-- Data listing start --

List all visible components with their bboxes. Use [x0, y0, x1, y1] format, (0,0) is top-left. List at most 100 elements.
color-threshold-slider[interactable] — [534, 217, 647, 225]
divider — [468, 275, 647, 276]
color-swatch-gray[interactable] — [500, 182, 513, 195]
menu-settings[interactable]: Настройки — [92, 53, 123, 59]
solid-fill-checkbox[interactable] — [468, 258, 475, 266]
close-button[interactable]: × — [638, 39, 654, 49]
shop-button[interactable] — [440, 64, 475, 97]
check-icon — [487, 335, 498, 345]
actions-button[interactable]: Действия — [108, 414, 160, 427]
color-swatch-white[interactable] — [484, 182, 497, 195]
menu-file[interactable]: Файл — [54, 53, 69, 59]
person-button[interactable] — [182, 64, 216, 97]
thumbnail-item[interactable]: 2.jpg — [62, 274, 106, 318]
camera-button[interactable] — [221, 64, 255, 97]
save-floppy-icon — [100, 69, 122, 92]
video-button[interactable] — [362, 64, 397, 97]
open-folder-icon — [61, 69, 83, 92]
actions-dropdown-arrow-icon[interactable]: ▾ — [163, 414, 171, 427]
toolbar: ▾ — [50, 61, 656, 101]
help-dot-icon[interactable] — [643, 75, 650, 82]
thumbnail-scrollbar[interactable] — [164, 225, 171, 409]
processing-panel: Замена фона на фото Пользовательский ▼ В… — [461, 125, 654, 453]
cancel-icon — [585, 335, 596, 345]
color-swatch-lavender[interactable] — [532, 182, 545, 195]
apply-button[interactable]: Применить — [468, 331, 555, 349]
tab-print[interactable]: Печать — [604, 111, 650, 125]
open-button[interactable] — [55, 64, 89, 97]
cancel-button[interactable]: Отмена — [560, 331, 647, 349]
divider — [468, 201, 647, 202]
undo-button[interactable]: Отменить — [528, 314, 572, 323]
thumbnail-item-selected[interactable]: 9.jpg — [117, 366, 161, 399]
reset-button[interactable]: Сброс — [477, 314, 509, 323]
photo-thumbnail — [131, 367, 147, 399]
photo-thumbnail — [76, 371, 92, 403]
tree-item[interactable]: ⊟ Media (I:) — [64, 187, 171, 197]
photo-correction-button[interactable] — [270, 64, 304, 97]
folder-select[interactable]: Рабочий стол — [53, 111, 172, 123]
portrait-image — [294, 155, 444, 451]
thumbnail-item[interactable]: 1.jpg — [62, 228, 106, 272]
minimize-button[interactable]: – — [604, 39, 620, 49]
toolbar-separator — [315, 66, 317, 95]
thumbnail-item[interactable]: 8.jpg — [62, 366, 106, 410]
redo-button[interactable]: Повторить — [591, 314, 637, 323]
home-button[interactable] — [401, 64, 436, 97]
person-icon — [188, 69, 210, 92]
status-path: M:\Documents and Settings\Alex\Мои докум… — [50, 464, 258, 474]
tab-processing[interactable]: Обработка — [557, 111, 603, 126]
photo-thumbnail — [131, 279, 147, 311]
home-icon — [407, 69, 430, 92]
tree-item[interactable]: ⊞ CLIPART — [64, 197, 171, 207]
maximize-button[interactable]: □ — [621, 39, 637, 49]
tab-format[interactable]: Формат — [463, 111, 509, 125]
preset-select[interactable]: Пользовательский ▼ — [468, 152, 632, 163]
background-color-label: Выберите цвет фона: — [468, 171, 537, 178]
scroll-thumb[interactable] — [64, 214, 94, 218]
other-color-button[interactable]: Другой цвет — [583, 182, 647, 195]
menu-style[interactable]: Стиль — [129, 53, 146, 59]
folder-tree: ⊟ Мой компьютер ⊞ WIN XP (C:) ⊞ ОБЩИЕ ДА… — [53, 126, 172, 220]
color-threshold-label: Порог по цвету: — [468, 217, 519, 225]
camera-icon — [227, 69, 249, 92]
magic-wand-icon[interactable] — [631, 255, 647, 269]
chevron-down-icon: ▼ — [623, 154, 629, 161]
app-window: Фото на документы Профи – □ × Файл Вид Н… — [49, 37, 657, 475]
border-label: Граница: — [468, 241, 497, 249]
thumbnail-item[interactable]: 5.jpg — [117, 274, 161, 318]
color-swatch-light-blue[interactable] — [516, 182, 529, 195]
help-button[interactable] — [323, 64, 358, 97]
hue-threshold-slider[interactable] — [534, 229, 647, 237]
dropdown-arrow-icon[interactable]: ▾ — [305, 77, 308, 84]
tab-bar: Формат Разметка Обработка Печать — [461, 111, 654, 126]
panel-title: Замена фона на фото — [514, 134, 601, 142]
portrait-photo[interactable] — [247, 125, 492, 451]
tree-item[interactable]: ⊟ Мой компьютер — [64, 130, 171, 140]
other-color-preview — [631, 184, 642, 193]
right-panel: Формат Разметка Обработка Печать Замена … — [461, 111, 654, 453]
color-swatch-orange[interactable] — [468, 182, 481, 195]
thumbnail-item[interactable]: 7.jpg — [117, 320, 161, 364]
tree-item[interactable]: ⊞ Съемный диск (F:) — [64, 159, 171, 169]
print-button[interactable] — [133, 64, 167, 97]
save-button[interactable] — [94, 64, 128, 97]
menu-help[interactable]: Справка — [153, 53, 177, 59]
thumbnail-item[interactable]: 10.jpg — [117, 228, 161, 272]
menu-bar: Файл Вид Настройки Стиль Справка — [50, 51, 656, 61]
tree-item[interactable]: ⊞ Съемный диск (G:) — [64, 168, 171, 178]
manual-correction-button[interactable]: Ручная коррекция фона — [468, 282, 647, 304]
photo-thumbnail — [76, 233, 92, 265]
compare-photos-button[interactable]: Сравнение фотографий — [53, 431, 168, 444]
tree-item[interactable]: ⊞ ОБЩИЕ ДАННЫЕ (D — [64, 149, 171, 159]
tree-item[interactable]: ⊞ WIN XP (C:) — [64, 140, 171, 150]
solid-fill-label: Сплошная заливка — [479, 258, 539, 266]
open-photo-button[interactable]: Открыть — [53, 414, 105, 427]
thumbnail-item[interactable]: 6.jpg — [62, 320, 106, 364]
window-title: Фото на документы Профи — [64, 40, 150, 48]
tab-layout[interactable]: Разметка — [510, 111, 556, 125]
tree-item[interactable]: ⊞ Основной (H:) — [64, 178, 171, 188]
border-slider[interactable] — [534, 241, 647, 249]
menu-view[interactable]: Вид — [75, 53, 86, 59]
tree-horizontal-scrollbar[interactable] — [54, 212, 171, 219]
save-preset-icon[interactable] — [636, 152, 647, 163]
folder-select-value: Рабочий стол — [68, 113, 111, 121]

-- Data listing end --

▶ [Given exercise]: Copy the lines above, from the first one down to and including the line containing "apply-button[interactable]: Применить —", with every character unchanged.

▶ [Task response]:
List all visible components with their bboxes. Use [x0, y0, x1, y1] format, (0,0) is top-left. List at most 100 elements.
color-threshold-slider[interactable] — [534, 217, 647, 225]
divider — [468, 275, 647, 276]
color-swatch-gray[interactable] — [500, 182, 513, 195]
menu-settings[interactable]: Настройки — [92, 53, 123, 59]
solid-fill-checkbox[interactable] — [468, 258, 475, 266]
close-button[interactable]: × — [638, 39, 654, 49]
shop-button[interactable] — [440, 64, 475, 97]
check-icon — [487, 335, 498, 345]
actions-button[interactable]: Действия — [108, 414, 160, 427]
color-swatch-white[interactable] — [484, 182, 497, 195]
menu-file[interactable]: Файл — [54, 53, 69, 59]
person-button[interactable] — [182, 64, 216, 97]
thumbnail-item[interactable]: 2.jpg — [62, 274, 106, 318]
camera-button[interactable] — [221, 64, 255, 97]
save-floppy-icon — [100, 69, 122, 92]
video-button[interactable] — [362, 64, 397, 97]
open-folder-icon — [61, 69, 83, 92]
actions-dropdown-arrow-icon[interactable]: ▾ — [163, 414, 171, 427]
toolbar: ▾ — [50, 61, 656, 101]
help-dot-icon[interactable] — [643, 75, 650, 82]
thumbnail-scrollbar[interactable] — [164, 225, 171, 409]
processing-panel: Замена фона на фото Пользовательский ▼ В… — [461, 125, 654, 453]
cancel-icon — [585, 335, 596, 345]
color-swatch-lavender[interactable] — [532, 182, 545, 195]
apply-button[interactable]: Применить — [468, 331, 555, 349]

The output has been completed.